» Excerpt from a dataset
☆ ☆ ☆

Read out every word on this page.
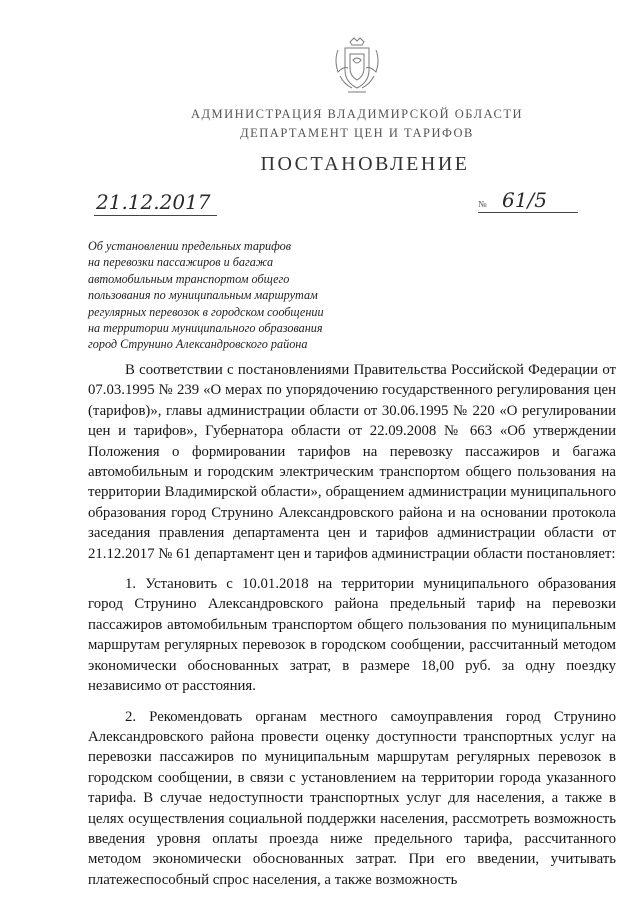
АДМИНИСТРАЦИЯ ВЛАДИМИРСКОЙ ОБЛАСТИ
ДЕПАРТАМЕНТ ЦЕН И ТАРИФОВ
ПОСТАНОВЛЕНИЕ
21.12.2017	№ 61/5
Об установлении предельных тарифов
на перевозки пассажиров и багажа
автомобильным транспортом общего
пользования по муниципальным маршрутам
регулярных перевозок в городском сообщении
на территории муниципального образования
город Струнино Александровского района

В соответствии с постановлениями Правительства Российской Федерации от 07.03.1995 № 239 «О мерах по упорядочению государственного регулирования цен (тарифов)», главы администрации области от 30.06.1995 № 220 «О регулировании цен и тарифов», Губернатора области от 22.09.2008 № 663 «Об утверждении Положения о формировании тарифов на перевозку пассажиров и багажа автомобильным и городским электрическим транспортом общего пользования на территории Владимирской области», обращением администрации муниципального образования город Струнино Александровского района и на основании протокола заседания правления департамента цен и тарифов администрации области от 21.12.2017 № 61 департамент цен и тарифов администрации области постановляет:

1. Установить с 10.01.2018 на территории муниципального образования город Струнино Александровского района предельный тариф на перевозки пассажиров автомобильным транспортом общего пользования по муниципальным маршрутам регулярных перевозок в городском сообщении, рассчитанный методом экономически обоснованных затрат, в размере 18,00 руб. за одну поездку независимо от расстояния.

2. Рекомендовать органам местного самоуправления город Струнино Александровского района провести оценку доступности транспортных услуг на перевозки пассажиров по муниципальным маршрутам регулярных перевозок в городском сообщении, в связи с установлением на территории города указанного тарифа. В случае недоступности транспортных услуг для населения, а также в целях осуществления социальной поддержки населения, рассмотреть возможность введения уровня оплаты проезда ниже предельного тарифа, рассчитанного методом экономически обоснованных затрат. При его введении, учитывать платежеспособный спрос населения, а также возможность
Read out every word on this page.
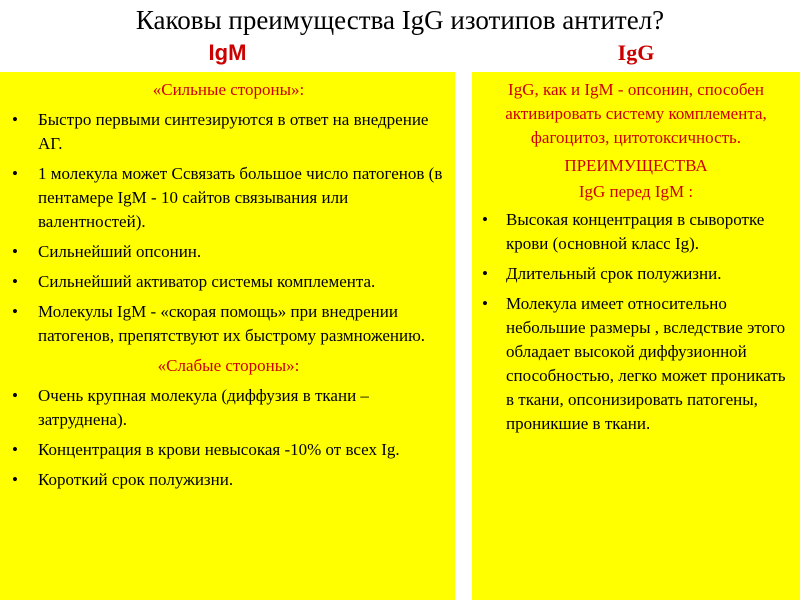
Каковы преимущества IgG изотипов антител?
IgM	IgG
«Сильные стороны»:
•	Быстро первыми синтезируются в ответ на внедрение АГ.
•	1 молекула может Ссвязать большое число патогенов (в пентамере IgM - 10 сайтов связывания или валентностей).
•	Сильнейший опсонин.
•	Сильнейший активатор системы комплемента.
•	Молекулы IgM - «скорая помощь» при внедрении патогенов, препятствуют их быстрому размножению.
«Слабые стороны»:
•	Очень крупная молекула (диффузия в ткани –затруднена).
•	Концентрация в крови невысокая -10% от всех Ig.
•	Короткий срок полужизни.
IgG, как и IgM - опсонин, способен активировать систему комплемента, фагоцитоз, цитотоксичность.
ПРЕИМУЩЕСТВА
IgG перед IgM :
•	Высокая концентрация в сыворотке крови (основной класс Ig).
•	Длительный срок полужизни.
•	Молекула имеет относительно небольшие размеры , вследствие этого обладает высокой диффузионной способностью, легко может проникать в ткани, опсонизировать патогены, проникшие в ткани.
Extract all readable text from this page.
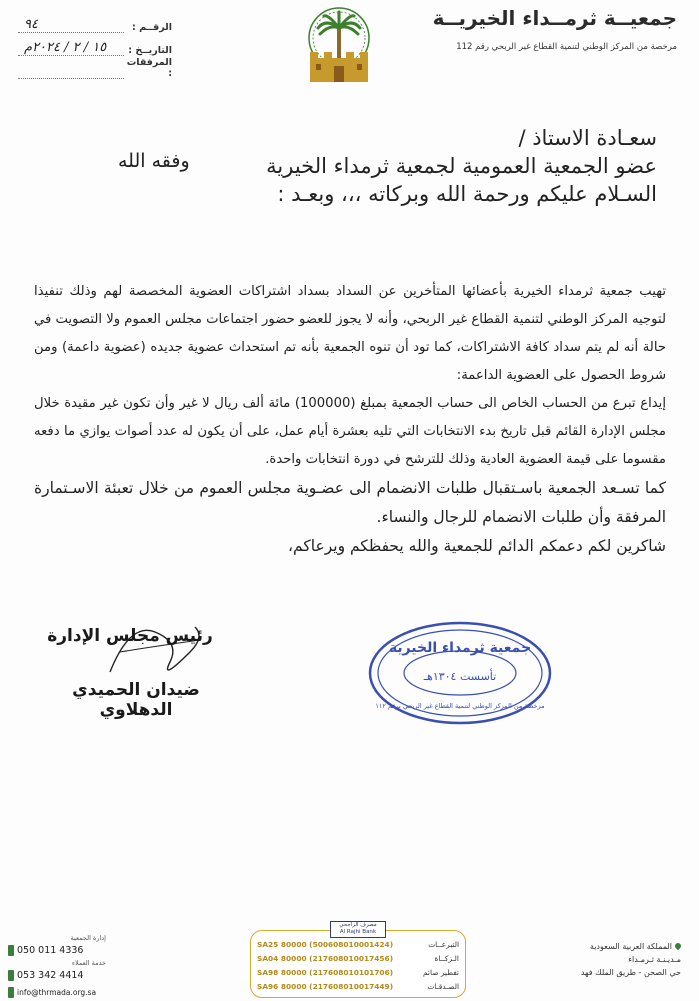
جمعيــة ثرمــداء الخيريــة
مرخصة من المركز الوطني لتنمية القطاع غير الربحي رقم 112
الرقــم :
٩٤
التاريــخ :
١٥ / ٢ / ٢٠٢٤م
المرفقات :
سعـادة الاستاذ /
عضو الجمعية العمومية لجمعية ثرمداء الخيرية
السـلام عليكم ورحمة الله وبركاته ،،، وبعـد :
وفقه الله

تهيب جمعية ثرمداء الخيرية بأعضائها المتأخرين عن السداد بسداد اشتراكات العضوية المخصصة لهم وذلك تنفيذا لتوجيه المركز الوطني لتنمية القطاع غير الربحي، وأنه لا يجوز للعضو حضور اجتماعات مجلس العموم ولا التصويت في حالة أنه لم يتم سداد كافة الاشتراكات، كما تود أن تنوه الجمعية بأنه تم استحداث عضوية جديده (عضوية داعمة) ومن شروط الحصول على العضوية الداعمة:

إيداع تبرع من الحساب الخاص الى حساب الجمعية بمبلغ (100000) مائة ألف ريال لا غير وأن تكون غير مقيدة خلال مجلس الإدارة القائم قبل تاريخ بدء الانتخابات التي تليه بعشرة أيام عمل، على أن يكون له عدد أصوات يوازي ما دفعه مقسوما على قيمة العضوية العادية وذلك للترشح في دورة انتخابات واحدة.

كما تسـعد الجمعية باسـتقبال طلبات الانضمام الى عضـوية مجلس العموم من خلال تعبئة الاسـتمارة المرفقة وأن طلبات الانضمام للرجال والنساء.

شاكرين لكم دعمكم الدائم للجمعية والله يحفظكم ويرعاكم،

رئيس مجلس الإدارة
ضيدان الحميدي الدهلاوي
جمعية ثرمداء الخيرية
تأسست ١٣٠٤هـ
مرخصة من المركز الوطني لتنمية القطاع غير الربحي برقم ١١٢
إدارة الجمعية
050 011 4336
خدمة العملاء
053 342 4414
info@thrmada.org.sa
SA25 80000 (500608010001424)	التبرعــات
SA04 80000 (217608010017456)	الـزكــاة
SA98 80000 (217608010101706)	تفطير صائم
SA96 80000 (217608010017449)	الصـدقـات
مصرف الراجحي
Al Rajhi Bank
المملكة العربية السعودية
مـديـنـة ثـرمـداء
حي الصحن - طريق الملك فهد
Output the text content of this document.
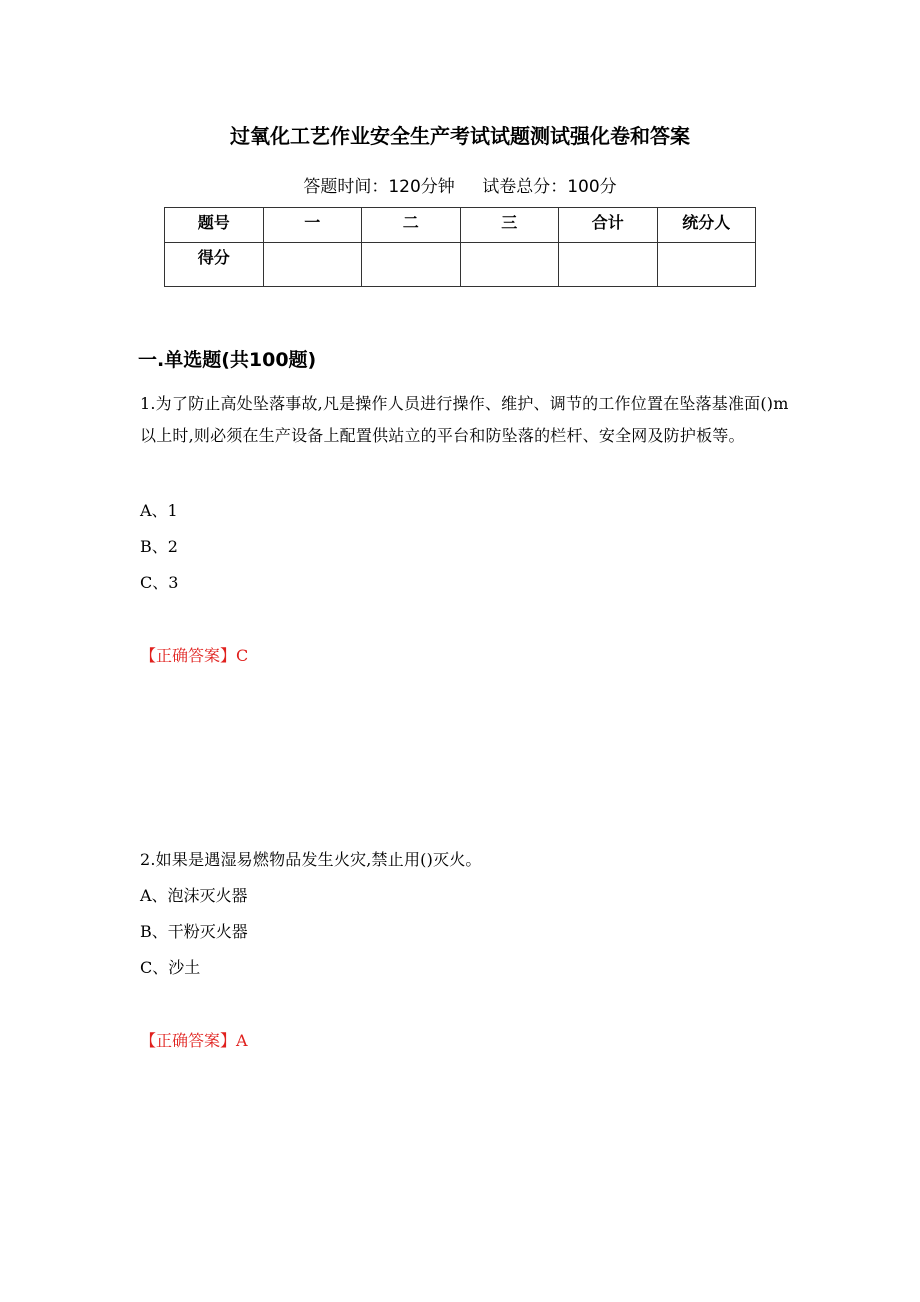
过氧化工艺作业安全生产考试试题测试强化卷和答案
答题时间：120分钟 试卷总分：100分
题号	一	二	三	合计	统分人
得分					
一.单选题(共100题)
1.为了防止高处坠落事故,凡是操作人员进行操作、维护、调节的工作位置在坠落基准面()m以上时,则必须在生产设备上配置供站立的平台和防坠落的栏杆、安全网及防护板等。
A、1
B、2
C、3
【正确答案】C
2.如果是遇湿易燃物品发生火灾,禁止用()灭火。
A、泡沫灭火器
B、干粉灭火器
C、沙土
【正确答案】A
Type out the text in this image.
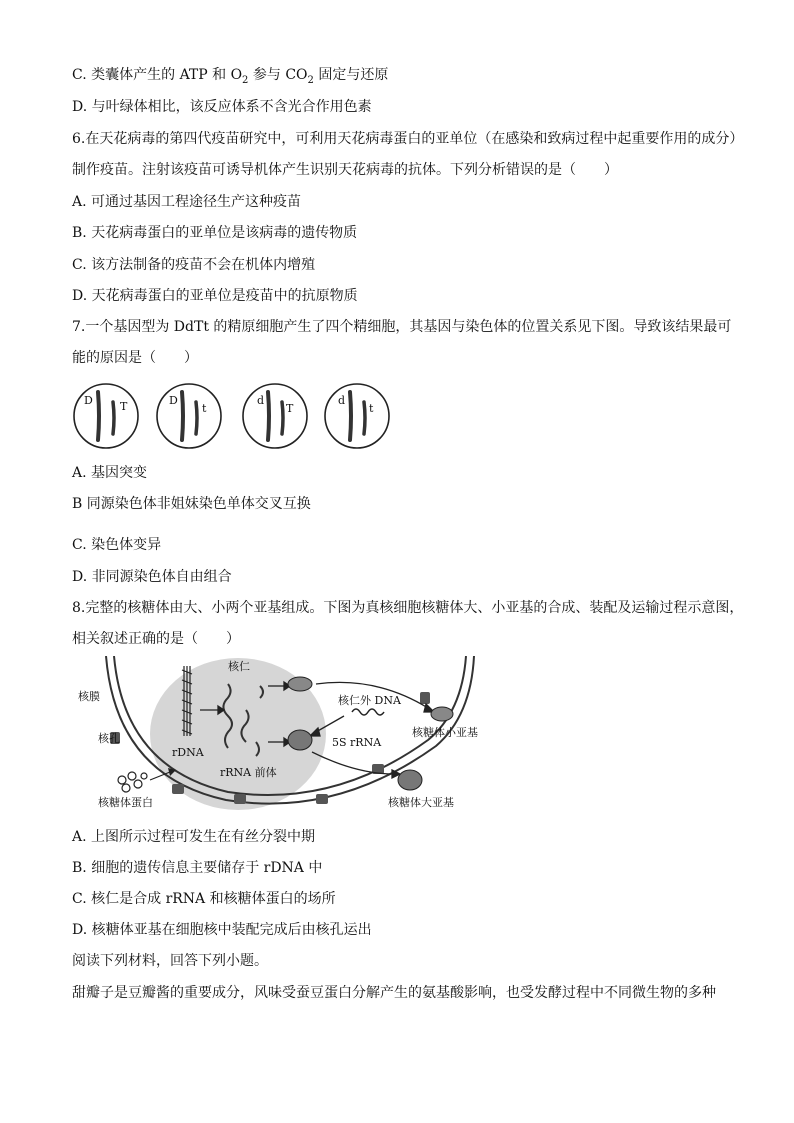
C. 类囊体产生的 ATP 和 $O_2$ 参与 $CO_2$ 固定与还原
D. 与叶绿体相比，该反应体系不含光合作用色素
6.在天花病毒的第四代疫苗研究中，可利用天花病毒蛋白的亚单位（在感染和致病过程中起重要作用的成分）
制作疫苗。注射该疫苗可诱导机体产生识别天花病毒的抗体。下列分析错误的是（　　）
A. 可通过基因工程途径生产这种疫苗
B. 天花病毒蛋白的亚单位是该病毒的遗传物质
C. 该方法制备的疫苗不会在机体内增殖
D. 天花病毒蛋白的亚单位是疫苗中的抗原物质
7.一个基因型为 DdTt 的精原细胞产生了四个精细胞，其基因与染色体的位置关系见下图。导致该结果最可
能的原因是（　　）
D T	D
t
d
T
d
t
A. 基因突变
B 同源染色体非姐妹染色单体交叉互换
C. 染色体变异
D. 非同源染色体自由组合
8.完整的核糖体由大、小两个亚基组成。下图为真核细胞核糖体大、小亚基的合成、装配及运输过程示意图，
相关叙述正确的是（　　）
核仁
核膜
核孔
rDNA
rRNA 前体
核仁外 DNA
5S rRNA
核糖体小亚基
核糖体大亚基
核糖体蛋白
A. 上图所示过程可发生在有丝分裂中期
B. 细胞的遗传信息主要储存于 rDNA 中
C. 核仁是合成 rRNA 和核糖体蛋白的场所
D. 核糖体亚基在细胞核中装配完成后由核孔运出
阅读下列材料，回答下列小题。
甜瓣子是豆瓣酱的重要成分，风味受蚕豆蛋白分解产生的氨基酸影响，也受发酵过程中不同微生物的多种
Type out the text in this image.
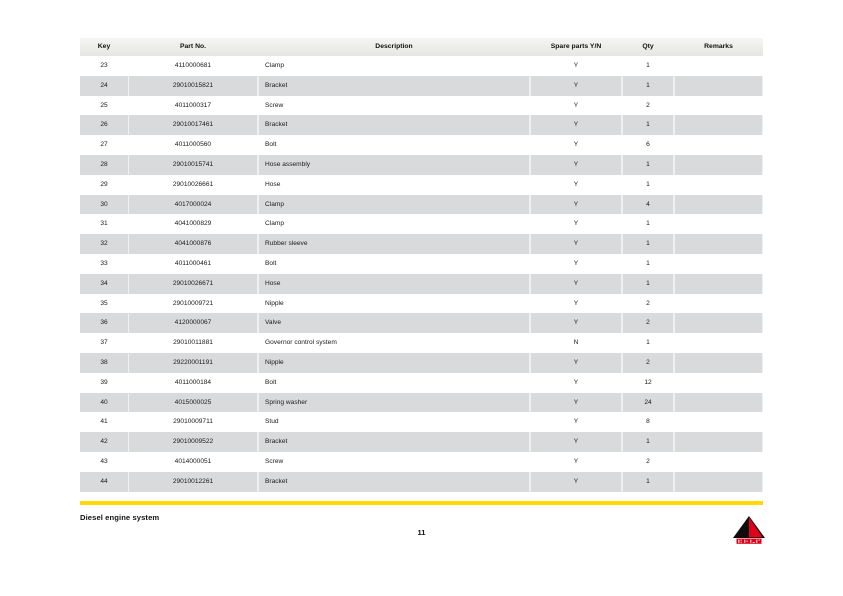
Key	Part No.	Description	Spare parts Y/N	Qty	Remarks
23	4110000681	Clamp	Y	1	
24	29010015821	Bracket	Y	1	
25	4011000317	Screw	Y	2	
26	29010017461	Bracket	Y	1	
27	4011000560	Bolt	Y	6	
28	29010015741	Hose assembly	Y	1	
29	29010026661	Hose	Y	1	
30	4017000024	Clamp	Y	4	
31	4041000829	Clamp	Y	1	
32	4041000876	Rubber sleeve	Y	1	
33	4011000461	Bolt	Y	1	
34	29010026671	Hose	Y	1	
35	29010009721	Nipple	Y	2	
36	4120000067	Valve	Y	2	
37	29010011881	Governor control system	N	1	
38	29220001191	Nipple	Y	2	
39	4011000184	Bolt	Y	12	
40	4015000025	Spring washer	Y	24	
41	29010009711	Stud	Y	8	
42	29010009522	Bracket	Y	1	
43	4014000051	Screw	Y	2	
44	29010012261	Bracket	Y	1	
Diesel engine system
11
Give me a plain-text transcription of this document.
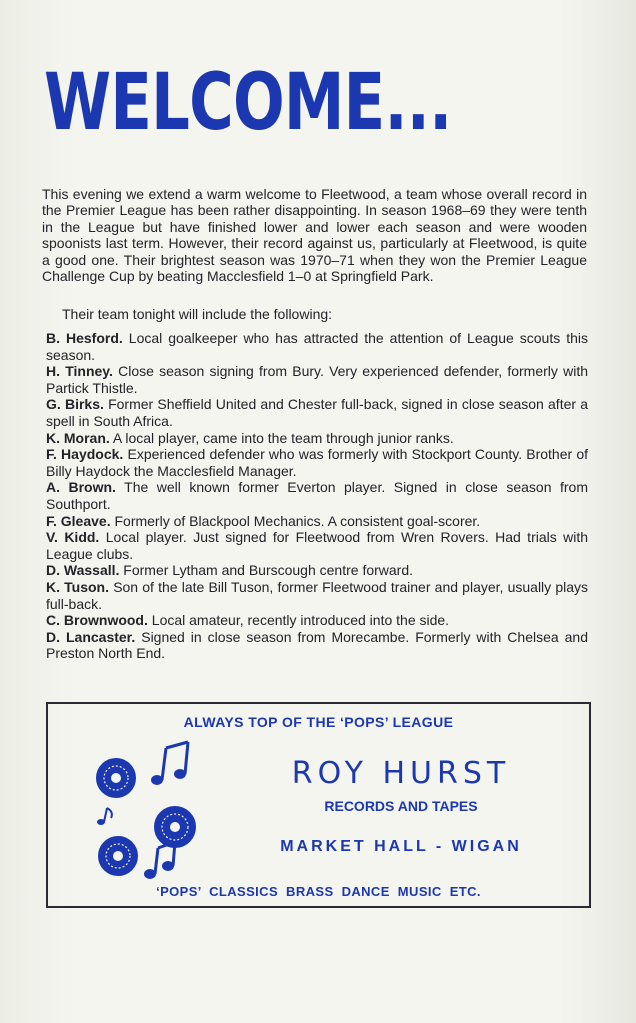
WELCOME...

This evening we extend a warm welcome to Fleetwood, a team whose overall record in the Premier League has been rather disappointing. In season 1968–69 they were tenth in the League but have finished lower and lower each season and were wooden spoonists last term. However, their record against us, particularly at Fleetwood, is quite a good one. Their brightest season was 1970–71 when they won the Premier League Challenge Cup by beating Macclesfield 1–0 at Springfield Park.

Their team tonight will include the following:

B. Hesford. Local goalkeeper who has attracted the attention of League scouts this season.
H. Tinney. Close season signing from Bury. Very experienced defender, formerly with Partick Thistle.
G. Birks. Former Sheffield United and Chester full-back, signed in close season after a spell in South Africa.
K. Moran. A local player, came into the team through junior ranks.
F. Haydock. Experienced defender who was formerly with Stockport County. Brother of Billy Haydock the Macclesfield Manager.
A. Brown. The well known former Everton player. Signed in close season from Southport.
F. Gleave. Formerly of Blackpool Mechanics. A consistent goal-scorer.
V. Kidd. Local player. Just signed for Fleetwood from Wren Rovers. Had trials with League clubs.
D. Wassall. Former Lytham and Burscough centre forward.
K. Tuson. Son of the late Bill Tuson, former Fleetwood trainer and player, usually plays full-back.
C. Brownwood. Local amateur, recently introduced into the side.
D. Lancaster. Signed in close season from Morecambe. Formerly with Chelsea and Preston North End.
ALWAYS TOP OF THE ‘POPS’ LEAGUE
ROY HURST
RECORDS AND TAPES
MARKET HALL - WIGAN
‘POPS’ CLASSICS BRASS DANCE MUSIC ETC.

☆ ☆ ☆

Gather each line that holds "территории".

» THE RESPONSE
на территории муниципального образования
В соответствии с постановлениями Правительства Российской Федерации от 07.03.1995 № 239 «О мерах по упорядочению государственного регулирования цен (тарифов)», главы администрации области от 30.06.1995 № 220 «О регулировании цен и тарифов», Губернатора области от 22.09.2008 № 663 «Об утверждении Положения о формировании тарифов на перевозку пассажиров и багажа автомобильным и городским электрическим транспортом общего пользования на территории Владимирской области», обращением администрации муниципального образования город Струнино Александровского района и на основании протокола заседания правления департамента цен и тарифов администрации области от 21.12.2017 № 61 департамент цен и тарифов администрации области постановляет:
1. Установить с 10.01.2018 на территории муниципального образования город Струнино Александровского района предельный тариф на перевозки пассажиров автомобильным транспортом общего пользования по муниципальным маршрутам регулярных перевозок в городском сообщении, рассчитанный методом экономически обоснованных затрат, в размере 18,00 руб. за одну поездку независимо от расстояния.
2. Рекомендовать органам местного самоуправления город Струнино Александровского района провести оценку доступности транспортных услуг на перевозки пассажиров по муниципальным маршрутам регулярных перевозок в городском сообщении, в связи с установлением на территории города указанного тарифа. В случае недоступности транспортных услуг для населения, а также в целях осуществления социальной поддержки населения, рассмотреть возможность введения уровня оплаты проезда ниже предельного тарифа, рассчитанного методом экономически обоснованных затрат. При его введении, учитывать платежеспособный спрос населения, а также возможность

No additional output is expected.